# Short exercise:
Locate every line in the material below that has the word "this". Copy each of those lines.
== Supplied entries ==
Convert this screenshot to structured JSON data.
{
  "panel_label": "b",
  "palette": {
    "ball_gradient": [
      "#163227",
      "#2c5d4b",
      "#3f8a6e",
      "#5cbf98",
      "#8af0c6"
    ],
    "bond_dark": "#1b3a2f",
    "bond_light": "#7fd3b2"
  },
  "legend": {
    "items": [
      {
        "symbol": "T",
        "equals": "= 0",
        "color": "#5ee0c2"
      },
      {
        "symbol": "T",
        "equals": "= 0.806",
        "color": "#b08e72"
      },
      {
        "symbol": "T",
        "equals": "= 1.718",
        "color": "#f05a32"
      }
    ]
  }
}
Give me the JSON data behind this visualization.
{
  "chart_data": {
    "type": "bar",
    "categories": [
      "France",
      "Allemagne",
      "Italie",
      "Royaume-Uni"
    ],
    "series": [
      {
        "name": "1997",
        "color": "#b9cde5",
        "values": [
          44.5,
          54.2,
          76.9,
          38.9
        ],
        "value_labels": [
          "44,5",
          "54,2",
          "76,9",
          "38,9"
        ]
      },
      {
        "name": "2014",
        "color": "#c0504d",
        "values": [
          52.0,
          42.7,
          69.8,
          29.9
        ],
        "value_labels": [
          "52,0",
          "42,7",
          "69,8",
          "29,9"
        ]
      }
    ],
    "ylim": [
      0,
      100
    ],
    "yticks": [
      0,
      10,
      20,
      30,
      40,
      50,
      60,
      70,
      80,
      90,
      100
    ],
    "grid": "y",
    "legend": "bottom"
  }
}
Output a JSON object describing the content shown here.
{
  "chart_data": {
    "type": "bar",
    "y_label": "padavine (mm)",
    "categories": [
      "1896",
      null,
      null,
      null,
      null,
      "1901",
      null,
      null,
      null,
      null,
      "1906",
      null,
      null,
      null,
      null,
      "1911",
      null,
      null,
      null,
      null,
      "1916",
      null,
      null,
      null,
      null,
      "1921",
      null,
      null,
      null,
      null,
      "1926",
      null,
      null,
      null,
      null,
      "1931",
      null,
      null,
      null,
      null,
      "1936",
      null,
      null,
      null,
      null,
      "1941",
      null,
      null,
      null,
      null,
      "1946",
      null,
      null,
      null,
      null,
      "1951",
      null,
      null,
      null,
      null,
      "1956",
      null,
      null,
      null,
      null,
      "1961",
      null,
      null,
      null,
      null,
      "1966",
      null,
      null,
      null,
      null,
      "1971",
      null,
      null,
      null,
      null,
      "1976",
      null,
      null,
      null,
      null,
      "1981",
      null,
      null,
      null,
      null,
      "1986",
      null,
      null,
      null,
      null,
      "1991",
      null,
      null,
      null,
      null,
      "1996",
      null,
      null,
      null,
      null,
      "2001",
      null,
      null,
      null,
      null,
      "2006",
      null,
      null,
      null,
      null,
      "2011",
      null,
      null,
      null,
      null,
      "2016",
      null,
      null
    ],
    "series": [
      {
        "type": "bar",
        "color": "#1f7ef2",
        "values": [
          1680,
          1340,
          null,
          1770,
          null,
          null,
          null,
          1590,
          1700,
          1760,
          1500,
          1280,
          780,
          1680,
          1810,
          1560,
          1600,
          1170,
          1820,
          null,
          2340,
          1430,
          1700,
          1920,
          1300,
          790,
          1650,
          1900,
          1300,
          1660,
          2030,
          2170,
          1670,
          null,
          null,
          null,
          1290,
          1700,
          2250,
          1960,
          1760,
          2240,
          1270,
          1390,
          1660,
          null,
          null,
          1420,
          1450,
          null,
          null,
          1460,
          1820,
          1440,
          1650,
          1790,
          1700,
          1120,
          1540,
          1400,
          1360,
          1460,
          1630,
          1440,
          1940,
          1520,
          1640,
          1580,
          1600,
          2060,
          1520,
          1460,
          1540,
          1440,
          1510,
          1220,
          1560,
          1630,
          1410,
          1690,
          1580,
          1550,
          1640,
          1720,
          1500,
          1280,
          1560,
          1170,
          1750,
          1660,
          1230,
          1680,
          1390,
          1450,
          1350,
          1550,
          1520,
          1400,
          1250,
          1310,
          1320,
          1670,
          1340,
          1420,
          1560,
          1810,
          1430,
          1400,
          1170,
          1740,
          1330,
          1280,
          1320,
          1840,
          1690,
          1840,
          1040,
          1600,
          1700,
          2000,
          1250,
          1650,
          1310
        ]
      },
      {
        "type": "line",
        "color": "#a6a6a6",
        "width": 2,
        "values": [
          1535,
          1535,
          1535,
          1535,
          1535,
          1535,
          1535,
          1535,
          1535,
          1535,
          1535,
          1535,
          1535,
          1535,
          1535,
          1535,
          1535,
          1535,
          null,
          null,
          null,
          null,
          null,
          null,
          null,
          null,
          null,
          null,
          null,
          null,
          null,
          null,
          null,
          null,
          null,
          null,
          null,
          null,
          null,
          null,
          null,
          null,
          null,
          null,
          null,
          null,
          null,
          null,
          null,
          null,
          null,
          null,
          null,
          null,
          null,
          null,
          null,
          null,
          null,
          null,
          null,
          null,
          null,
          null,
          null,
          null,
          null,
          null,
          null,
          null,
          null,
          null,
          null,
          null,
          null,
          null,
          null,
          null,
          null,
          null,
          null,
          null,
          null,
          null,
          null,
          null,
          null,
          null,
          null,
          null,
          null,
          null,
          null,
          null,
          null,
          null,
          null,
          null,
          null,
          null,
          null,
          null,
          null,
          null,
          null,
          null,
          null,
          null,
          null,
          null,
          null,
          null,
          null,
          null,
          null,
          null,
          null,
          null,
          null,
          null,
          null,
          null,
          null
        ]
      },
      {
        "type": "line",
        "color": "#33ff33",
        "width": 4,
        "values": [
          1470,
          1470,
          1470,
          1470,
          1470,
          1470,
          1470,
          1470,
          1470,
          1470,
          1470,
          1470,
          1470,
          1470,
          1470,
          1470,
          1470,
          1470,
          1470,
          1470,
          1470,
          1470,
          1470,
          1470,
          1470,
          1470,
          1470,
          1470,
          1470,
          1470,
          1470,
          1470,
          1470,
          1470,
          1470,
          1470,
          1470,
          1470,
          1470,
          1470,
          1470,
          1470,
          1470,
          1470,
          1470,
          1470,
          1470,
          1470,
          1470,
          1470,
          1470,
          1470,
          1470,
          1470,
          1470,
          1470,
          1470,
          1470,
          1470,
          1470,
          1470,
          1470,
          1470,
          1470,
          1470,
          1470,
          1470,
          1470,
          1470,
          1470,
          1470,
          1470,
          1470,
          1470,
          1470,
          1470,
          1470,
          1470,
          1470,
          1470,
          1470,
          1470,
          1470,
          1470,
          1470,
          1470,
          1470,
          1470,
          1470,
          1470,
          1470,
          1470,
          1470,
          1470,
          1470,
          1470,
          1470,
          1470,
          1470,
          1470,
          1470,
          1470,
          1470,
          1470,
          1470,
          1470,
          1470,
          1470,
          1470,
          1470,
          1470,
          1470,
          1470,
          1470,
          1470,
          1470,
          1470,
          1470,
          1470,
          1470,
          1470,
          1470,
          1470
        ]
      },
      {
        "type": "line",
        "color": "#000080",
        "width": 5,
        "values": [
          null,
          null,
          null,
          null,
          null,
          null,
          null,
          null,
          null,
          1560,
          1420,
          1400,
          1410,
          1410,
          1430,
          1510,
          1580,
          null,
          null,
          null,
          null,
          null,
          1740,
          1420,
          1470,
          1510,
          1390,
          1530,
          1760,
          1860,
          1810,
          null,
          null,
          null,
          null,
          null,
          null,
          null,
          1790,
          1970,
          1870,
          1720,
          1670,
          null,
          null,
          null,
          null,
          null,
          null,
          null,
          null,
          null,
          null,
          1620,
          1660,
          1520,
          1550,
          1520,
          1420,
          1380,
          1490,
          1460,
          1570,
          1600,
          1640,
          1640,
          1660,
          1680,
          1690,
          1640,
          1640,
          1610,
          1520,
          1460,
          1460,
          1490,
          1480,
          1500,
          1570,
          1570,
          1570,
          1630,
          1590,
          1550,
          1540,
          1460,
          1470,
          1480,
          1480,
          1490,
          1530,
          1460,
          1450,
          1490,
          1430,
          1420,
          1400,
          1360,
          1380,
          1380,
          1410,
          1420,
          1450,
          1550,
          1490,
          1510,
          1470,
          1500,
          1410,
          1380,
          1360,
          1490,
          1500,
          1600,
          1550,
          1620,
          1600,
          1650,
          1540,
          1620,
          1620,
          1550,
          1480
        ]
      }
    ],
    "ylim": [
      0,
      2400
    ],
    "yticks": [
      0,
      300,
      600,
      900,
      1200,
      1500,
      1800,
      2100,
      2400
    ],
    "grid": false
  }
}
===
# Exercise output:
Convert this screenshot to structured JSON data.
Give me the JSON data behind this visualization.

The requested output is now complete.